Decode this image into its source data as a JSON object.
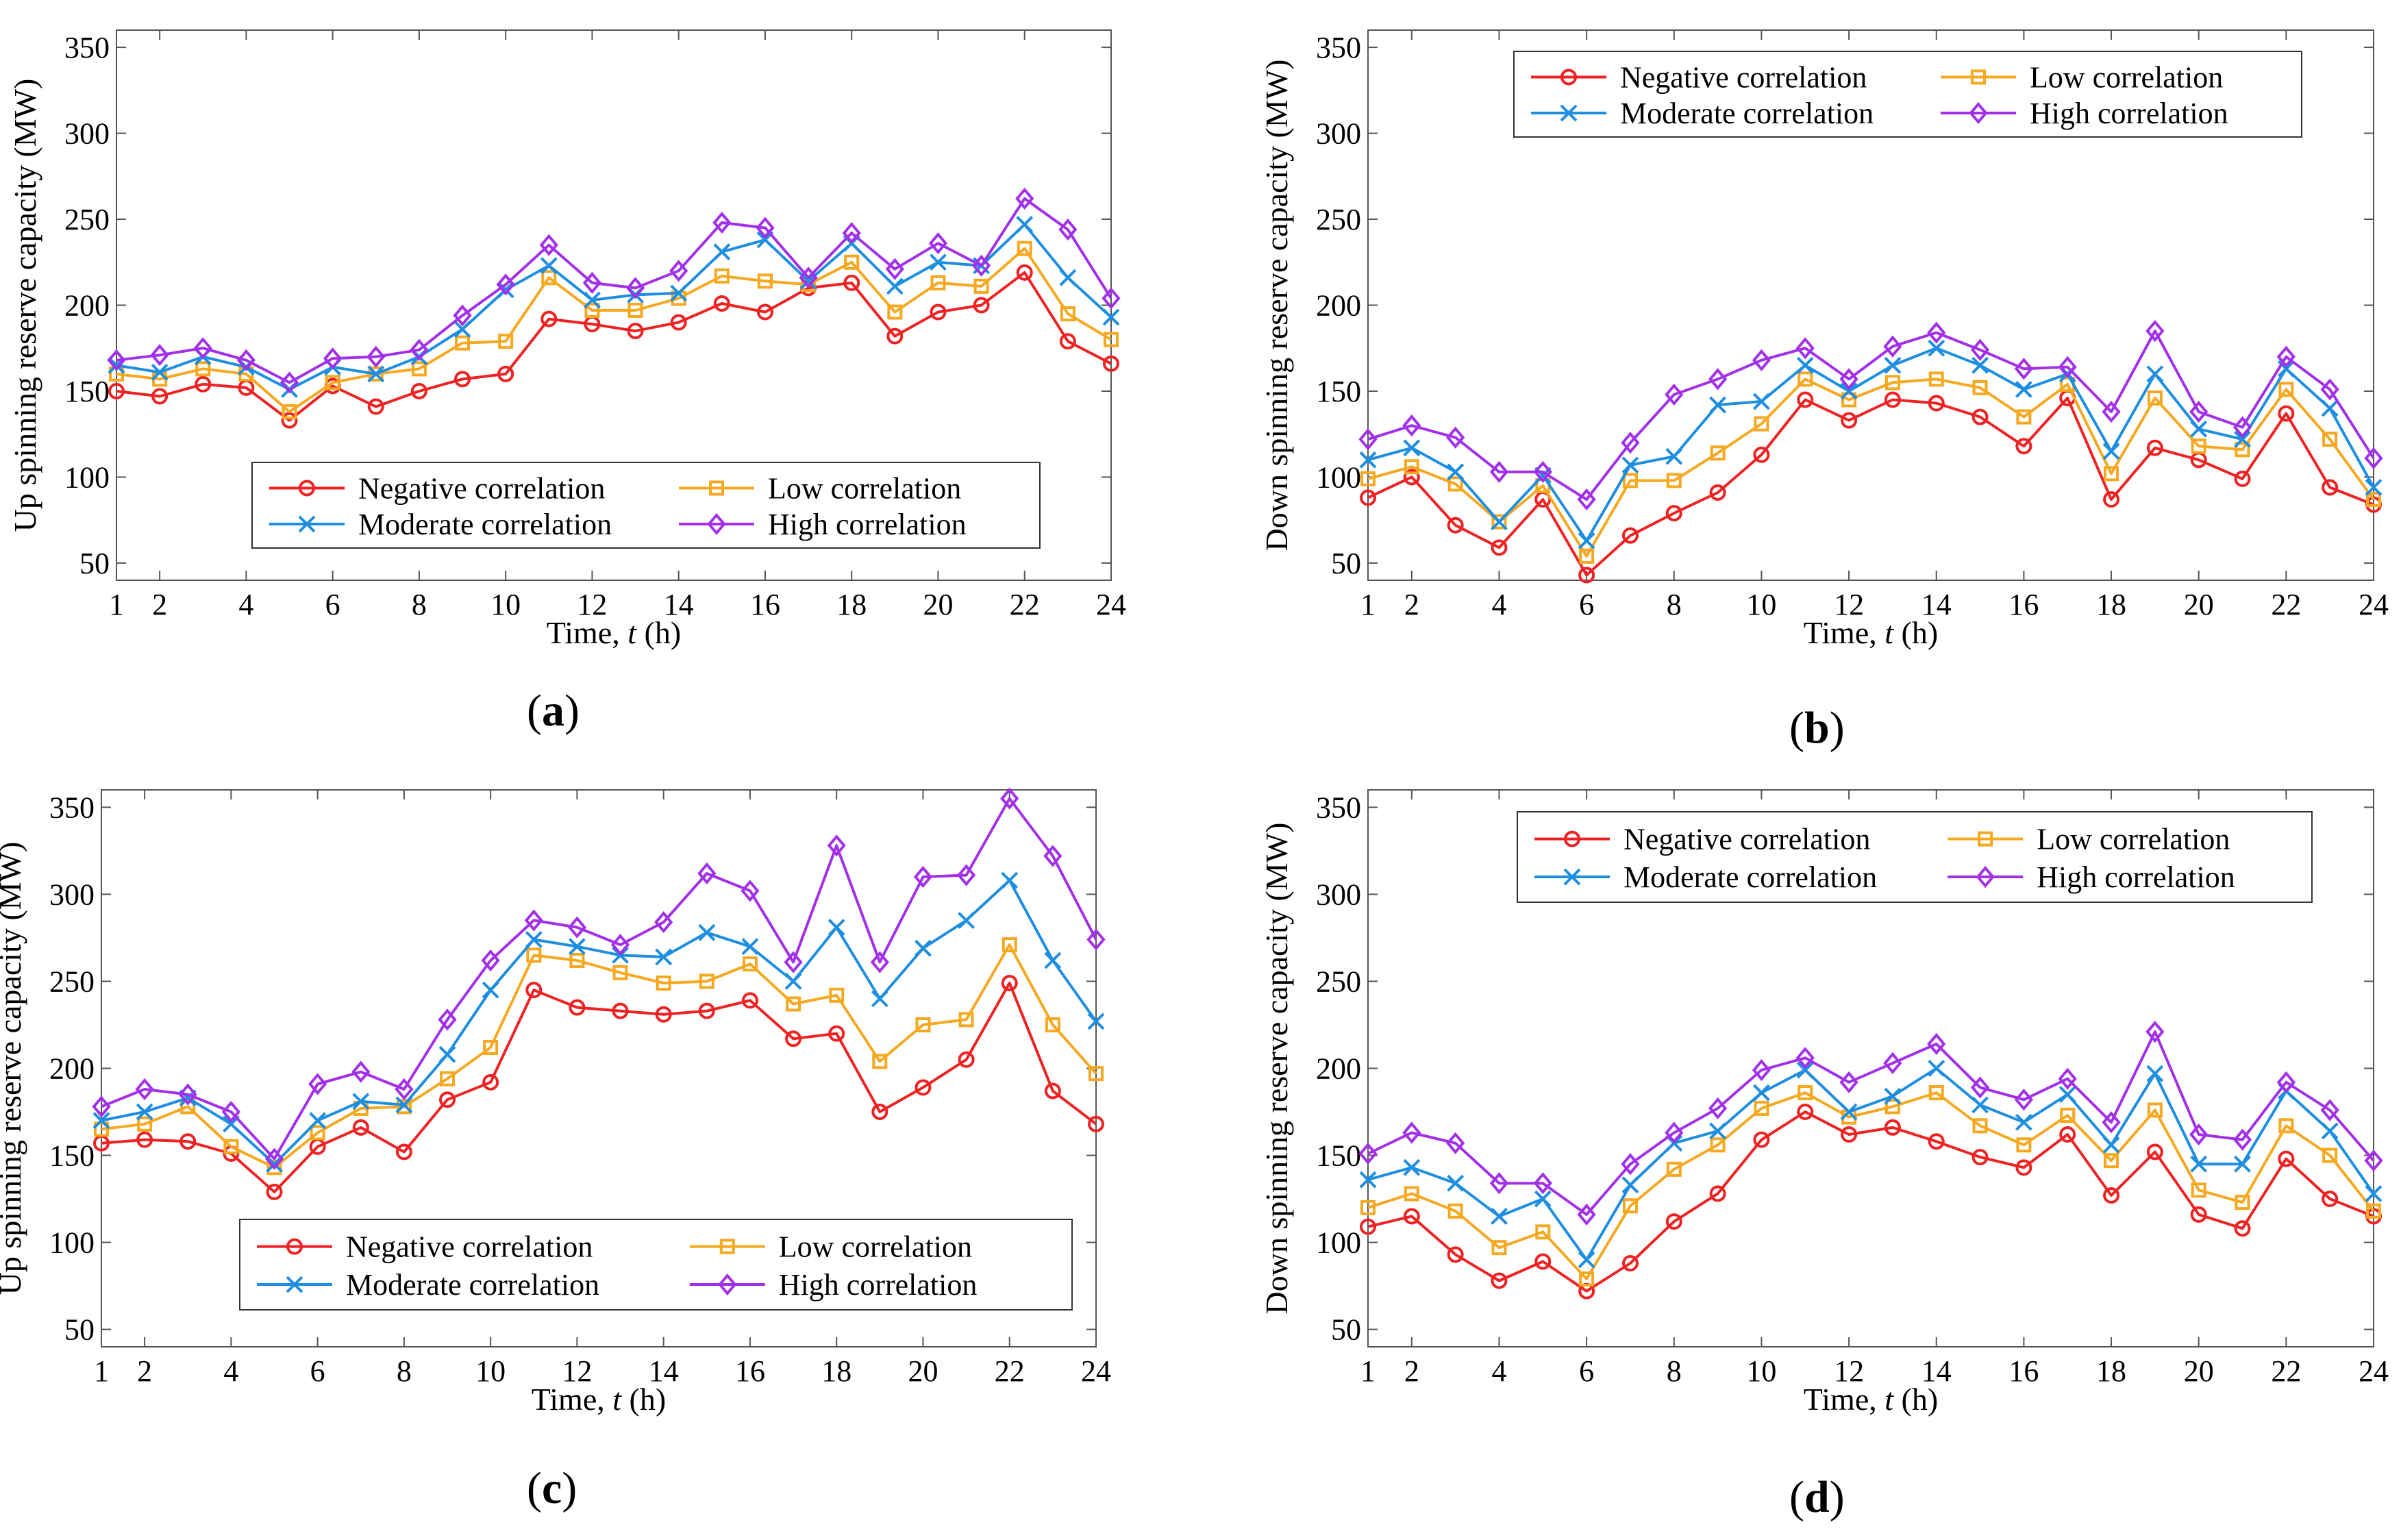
{
  "figure": {
    "panel_labels": [
      {
        "open": "(",
        "letter": "a",
        "close": ")"
      },
      {
        "open": "(",
        "letter": "b",
        "close": ")"
      },
      {
        "open": "(",
        "letter": "c",
        "close": ")"
      },
      {
        "open": "(",
        "letter": "d",
        "close": ")"
      }
    ]
  },
  "series_style": [
    {
      "name": "Negative correlation",
      "color": "#ee2222",
      "marker": "circle"
    },
    {
      "name": "Low correlation",
      "color": "#f5a820",
      "marker": "square"
    },
    {
      "name": "Moderate correlation",
      "color": "#1e8ee0",
      "marker": "x"
    },
    {
      "name": "High correlation",
      "color": "#a230e8",
      "marker": "diamond"
    }
  ],
  "chart_data": [
    {
      "type": "line",
      "panel": "a",
      "xlabel": "Time, t (h)",
      "ylabel": "Up spinning reserve capacity (MW)",
      "xlim": [
        1,
        24
      ],
      "ylim": [
        40,
        360
      ],
      "xticks": [
        1,
        2,
        4,
        6,
        8,
        10,
        12,
        14,
        16,
        18,
        20,
        22,
        24
      ],
      "yticks": [
        50,
        100,
        150,
        200,
        250,
        300,
        350
      ],
      "legend_position": "bottom-right",
      "x": [
        1,
        2,
        3,
        4,
        5,
        6,
        7,
        8,
        9,
        10,
        11,
        12,
        13,
        14,
        15,
        16,
        17,
        18,
        19,
        20,
        21,
        22,
        23,
        24
      ],
      "series": [
        {
          "name": "Negative correlation",
          "values": [
            150,
            147,
            154,
            152,
            133,
            153,
            141,
            150,
            157,
            160,
            192,
            189,
            185,
            190,
            201,
            196,
            210,
            213,
            182,
            196,
            200,
            219,
            179,
            166
          ]
        },
        {
          "name": "Low correlation",
          "values": [
            160,
            157,
            163,
            160,
            138,
            155,
            160,
            163,
            178,
            179,
            216,
            197,
            197,
            204,
            217,
            214,
            212,
            225,
            196,
            213,
            211,
            233,
            195,
            180
          ]
        },
        {
          "name": "Moderate correlation",
          "values": [
            165,
            161,
            170,
            164,
            151,
            164,
            160,
            170,
            186,
            209,
            223,
            203,
            206,
            207,
            231,
            238,
            214,
            236,
            211,
            225,
            223,
            247,
            216,
            193
          ]
        },
        {
          "name": "High correlation",
          "values": [
            168,
            171,
            175,
            168,
            155,
            169,
            170,
            174,
            194,
            212,
            235,
            213,
            210,
            220,
            248,
            245,
            216,
            242,
            221,
            236,
            223,
            262,
            244,
            204
          ]
        }
      ]
    },
    {
      "type": "line",
      "panel": "b",
      "xlabel": "Time, t (h)",
      "ylabel": "Down spinning reserve capacity (MW)",
      "xlim": [
        1,
        24
      ],
      "ylim": [
        40,
        360
      ],
      "xticks": [
        1,
        2,
        4,
        6,
        8,
        10,
        12,
        14,
        16,
        18,
        20,
        22,
        24
      ],
      "yticks": [
        50,
        100,
        150,
        200,
        250,
        300,
        350
      ],
      "legend_position": "top-right",
      "x": [
        1,
        2,
        3,
        4,
        5,
        6,
        7,
        8,
        9,
        10,
        11,
        12,
        13,
        14,
        15,
        16,
        17,
        18,
        19,
        20,
        21,
        22,
        23,
        24
      ],
      "series": [
        {
          "name": "Negative correlation",
          "values": [
            88,
            100,
            72,
            59,
            87,
            43,
            66,
            79,
            91,
            113,
            145,
            133,
            145,
            143,
            135,
            118,
            146,
            87,
            117,
            110,
            99,
            137,
            94,
            84
          ]
        },
        {
          "name": "Low correlation",
          "values": [
            99,
            106,
            96,
            74,
            95,
            54,
            98,
            98,
            114,
            131,
            157,
            145,
            155,
            157,
            152,
            135,
            154,
            102,
            146,
            118,
            116,
            151,
            122,
            87
          ]
        },
        {
          "name": "Moderate correlation",
          "values": [
            110,
            117,
            103,
            74,
            101,
            63,
            107,
            112,
            142,
            144,
            165,
            150,
            165,
            175,
            165,
            151,
            160,
            115,
            160,
            128,
            122,
            163,
            140,
            94
          ]
        },
        {
          "name": "High correlation",
          "values": [
            122,
            130,
            123,
            103,
            103,
            87,
            120,
            148,
            157,
            168,
            175,
            157,
            176,
            184,
            174,
            163,
            164,
            138,
            185,
            138,
            129,
            170,
            151,
            111
          ]
        }
      ]
    },
    {
      "type": "line",
      "panel": "c",
      "xlabel": "Time, t (h)",
      "ylabel": "Up spinning reserve capacity (MW)",
      "xlim": [
        1,
        24
      ],
      "ylim": [
        40,
        360
      ],
      "xticks": [
        1,
        2,
        4,
        6,
        8,
        10,
        12,
        14,
        16,
        18,
        20,
        22,
        24
      ],
      "yticks": [
        50,
        100,
        150,
        200,
        250,
        300,
        350
      ],
      "legend_position": "bottom-right",
      "x": [
        1,
        2,
        3,
        4,
        5,
        6,
        7,
        8,
        9,
        10,
        11,
        12,
        13,
        14,
        15,
        16,
        17,
        18,
        19,
        20,
        21,
        22,
        23,
        24
      ],
      "series": [
        {
          "name": "Negative correlation",
          "values": [
            157,
            159,
            158,
            151,
            129,
            155,
            166,
            152,
            182,
            192,
            245,
            235,
            233,
            231,
            233,
            239,
            217,
            220,
            175,
            189,
            205,
            249,
            187,
            168
          ]
        },
        {
          "name": "Low correlation",
          "values": [
            165,
            168,
            178,
            155,
            143,
            163,
            177,
            178,
            194,
            212,
            265,
            262,
            255,
            249,
            250,
            260,
            237,
            242,
            204,
            225,
            228,
            271,
            225,
            197
          ]
        },
        {
          "name": "Moderate correlation",
          "values": [
            170,
            175,
            183,
            168,
            145,
            170,
            181,
            179,
            208,
            245,
            274,
            270,
            265,
            264,
            278,
            270,
            250,
            281,
            240,
            269,
            285,
            308,
            262,
            227
          ]
        },
        {
          "name": "High correlation",
          "values": [
            178,
            188,
            185,
            175,
            148,
            191,
            198,
            188,
            228,
            262,
            285,
            281,
            271,
            284,
            312,
            302,
            261,
            328,
            261,
            310,
            311,
            355,
            322,
            274
          ]
        }
      ]
    },
    {
      "type": "line",
      "panel": "d",
      "xlabel": "Time, t (h)",
      "ylabel": "Down spinning reserve capacity (MW)",
      "xlim": [
        1,
        24
      ],
      "ylim": [
        40,
        360
      ],
      "xticks": [
        1,
        2,
        4,
        6,
        8,
        10,
        12,
        14,
        16,
        18,
        20,
        22,
        24
      ],
      "yticks": [
        50,
        100,
        150,
        200,
        250,
        300,
        350
      ],
      "legend_position": "top-right",
      "x": [
        1,
        2,
        3,
        4,
        5,
        6,
        7,
        8,
        9,
        10,
        11,
        12,
        13,
        14,
        15,
        16,
        17,
        18,
        19,
        20,
        21,
        22,
        23,
        24
      ],
      "series": [
        {
          "name": "Negative correlation",
          "values": [
            109,
            115,
            93,
            78,
            89,
            72,
            88,
            112,
            128,
            159,
            175,
            162,
            166,
            158,
            149,
            143,
            162,
            127,
            152,
            116,
            108,
            148,
            125,
            115
          ]
        },
        {
          "name": "Low correlation",
          "values": [
            120,
            128,
            118,
            97,
            106,
            79,
            121,
            142,
            156,
            177,
            186,
            172,
            178,
            186,
            167,
            156,
            173,
            147,
            176,
            130,
            123,
            167,
            150,
            118
          ]
        },
        {
          "name": "Moderate correlation",
          "values": [
            136,
            143,
            134,
            115,
            125,
            90,
            133,
            157,
            164,
            186,
            199,
            175,
            184,
            200,
            179,
            169,
            185,
            156,
            197,
            145,
            145,
            187,
            164,
            128
          ]
        },
        {
          "name": "High correlation",
          "values": [
            151,
            163,
            157,
            134,
            134,
            116,
            145,
            163,
            177,
            199,
            206,
            192,
            203,
            214,
            189,
            182,
            194,
            169,
            221,
            162,
            159,
            192,
            176,
            147
          ]
        }
      ]
    }
  ]
}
_____
=== AIM ===
Lines that include the word "marker" — how many are there in the data? Answer with the number alone.

=== RESULT OF THIS TASK ===
4